• **Description of the task**: Copy each line in the data that includes the word "Interocking".

Dataset records:
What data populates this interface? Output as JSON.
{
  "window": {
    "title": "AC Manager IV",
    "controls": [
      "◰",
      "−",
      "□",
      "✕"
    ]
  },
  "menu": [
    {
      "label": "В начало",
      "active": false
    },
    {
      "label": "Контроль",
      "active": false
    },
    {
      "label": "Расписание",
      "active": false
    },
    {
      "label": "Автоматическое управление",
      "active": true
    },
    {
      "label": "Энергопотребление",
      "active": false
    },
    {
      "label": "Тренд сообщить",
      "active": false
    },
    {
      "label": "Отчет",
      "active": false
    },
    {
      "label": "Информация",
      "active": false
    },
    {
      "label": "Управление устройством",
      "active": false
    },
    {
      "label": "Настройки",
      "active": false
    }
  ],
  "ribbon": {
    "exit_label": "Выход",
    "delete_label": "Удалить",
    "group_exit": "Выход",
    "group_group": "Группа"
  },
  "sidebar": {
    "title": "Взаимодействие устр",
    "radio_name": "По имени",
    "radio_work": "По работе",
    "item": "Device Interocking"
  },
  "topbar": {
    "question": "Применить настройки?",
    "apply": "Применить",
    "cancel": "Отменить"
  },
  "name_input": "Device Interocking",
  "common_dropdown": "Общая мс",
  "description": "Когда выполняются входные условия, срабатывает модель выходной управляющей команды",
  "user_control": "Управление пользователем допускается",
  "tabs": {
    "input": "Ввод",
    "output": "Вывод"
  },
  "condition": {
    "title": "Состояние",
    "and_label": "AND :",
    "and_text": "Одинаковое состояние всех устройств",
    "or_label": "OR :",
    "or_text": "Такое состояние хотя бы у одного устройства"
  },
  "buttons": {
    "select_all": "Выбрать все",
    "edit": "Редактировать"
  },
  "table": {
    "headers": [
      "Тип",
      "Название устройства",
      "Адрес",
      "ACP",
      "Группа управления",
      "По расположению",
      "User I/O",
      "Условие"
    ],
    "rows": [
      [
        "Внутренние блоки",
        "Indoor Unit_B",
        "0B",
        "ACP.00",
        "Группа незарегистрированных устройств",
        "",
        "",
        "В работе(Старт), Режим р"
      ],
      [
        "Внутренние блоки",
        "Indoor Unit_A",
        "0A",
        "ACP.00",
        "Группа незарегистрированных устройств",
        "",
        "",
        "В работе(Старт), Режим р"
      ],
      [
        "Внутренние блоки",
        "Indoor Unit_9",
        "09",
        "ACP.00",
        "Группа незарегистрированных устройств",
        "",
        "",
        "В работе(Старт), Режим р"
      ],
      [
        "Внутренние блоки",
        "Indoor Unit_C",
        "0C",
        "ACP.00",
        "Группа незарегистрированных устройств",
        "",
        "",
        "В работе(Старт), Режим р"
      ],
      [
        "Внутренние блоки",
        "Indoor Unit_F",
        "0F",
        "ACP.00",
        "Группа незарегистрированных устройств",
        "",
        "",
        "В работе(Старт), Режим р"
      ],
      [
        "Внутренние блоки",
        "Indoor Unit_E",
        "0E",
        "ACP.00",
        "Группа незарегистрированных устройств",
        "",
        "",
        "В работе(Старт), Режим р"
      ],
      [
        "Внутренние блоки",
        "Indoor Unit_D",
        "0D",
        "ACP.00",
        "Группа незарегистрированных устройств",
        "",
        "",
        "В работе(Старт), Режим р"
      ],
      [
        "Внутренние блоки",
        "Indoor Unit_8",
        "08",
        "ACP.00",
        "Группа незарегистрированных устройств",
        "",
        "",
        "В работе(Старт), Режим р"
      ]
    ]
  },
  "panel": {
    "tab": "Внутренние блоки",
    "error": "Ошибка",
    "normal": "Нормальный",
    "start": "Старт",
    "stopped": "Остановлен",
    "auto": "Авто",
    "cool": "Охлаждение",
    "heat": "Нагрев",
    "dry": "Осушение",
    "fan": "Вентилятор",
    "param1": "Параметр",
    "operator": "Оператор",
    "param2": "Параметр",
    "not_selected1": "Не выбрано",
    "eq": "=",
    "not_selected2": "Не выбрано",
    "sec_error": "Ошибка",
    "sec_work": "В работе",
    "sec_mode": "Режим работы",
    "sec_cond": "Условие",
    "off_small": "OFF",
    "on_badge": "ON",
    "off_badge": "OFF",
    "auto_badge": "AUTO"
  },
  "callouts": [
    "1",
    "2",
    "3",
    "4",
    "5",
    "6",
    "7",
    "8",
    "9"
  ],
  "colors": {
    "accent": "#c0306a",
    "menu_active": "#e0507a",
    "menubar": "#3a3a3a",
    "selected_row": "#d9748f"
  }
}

• **Task solution**:
    "item": "Device Interocking"
  "name_input": "Device Interocking",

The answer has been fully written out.